## EXERCISE
Gather every line of the entries that includes the word "JSON".

····················

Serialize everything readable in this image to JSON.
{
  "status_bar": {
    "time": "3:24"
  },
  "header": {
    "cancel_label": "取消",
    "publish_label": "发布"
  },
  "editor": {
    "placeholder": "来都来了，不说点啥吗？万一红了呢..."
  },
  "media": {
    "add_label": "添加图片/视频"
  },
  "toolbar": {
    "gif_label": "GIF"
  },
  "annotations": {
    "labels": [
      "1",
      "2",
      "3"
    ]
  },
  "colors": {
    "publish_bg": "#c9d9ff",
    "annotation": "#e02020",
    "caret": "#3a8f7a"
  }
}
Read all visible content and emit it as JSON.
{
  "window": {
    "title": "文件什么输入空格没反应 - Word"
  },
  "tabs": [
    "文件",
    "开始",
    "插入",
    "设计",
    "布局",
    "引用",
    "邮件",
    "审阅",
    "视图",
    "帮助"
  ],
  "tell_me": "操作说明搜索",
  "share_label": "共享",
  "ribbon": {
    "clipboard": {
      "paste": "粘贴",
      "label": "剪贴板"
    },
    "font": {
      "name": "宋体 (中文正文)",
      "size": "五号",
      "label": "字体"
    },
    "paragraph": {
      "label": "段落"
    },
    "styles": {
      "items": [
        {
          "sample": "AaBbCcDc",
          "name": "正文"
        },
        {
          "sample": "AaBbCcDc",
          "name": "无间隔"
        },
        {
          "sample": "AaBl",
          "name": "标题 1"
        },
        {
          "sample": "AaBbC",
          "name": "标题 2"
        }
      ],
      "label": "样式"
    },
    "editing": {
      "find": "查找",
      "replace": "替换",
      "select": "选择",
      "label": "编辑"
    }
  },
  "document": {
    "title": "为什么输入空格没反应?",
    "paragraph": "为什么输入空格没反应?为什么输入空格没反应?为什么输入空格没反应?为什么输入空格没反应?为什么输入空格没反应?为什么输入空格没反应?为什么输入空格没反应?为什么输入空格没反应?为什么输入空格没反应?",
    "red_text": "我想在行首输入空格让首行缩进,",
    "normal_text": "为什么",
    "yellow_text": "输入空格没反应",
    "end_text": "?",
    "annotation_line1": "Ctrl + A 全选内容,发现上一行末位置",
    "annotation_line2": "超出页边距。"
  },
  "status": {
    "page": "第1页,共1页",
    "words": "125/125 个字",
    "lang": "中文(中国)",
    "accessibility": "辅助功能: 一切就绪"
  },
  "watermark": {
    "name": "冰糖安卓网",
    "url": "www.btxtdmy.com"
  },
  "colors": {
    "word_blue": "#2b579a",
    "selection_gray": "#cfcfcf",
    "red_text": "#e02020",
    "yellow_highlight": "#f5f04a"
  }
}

····················

## SOLUTION TO THIS TASK
Serialize everything readable in this image to JSON.
Read all visible content and emit it as JSON.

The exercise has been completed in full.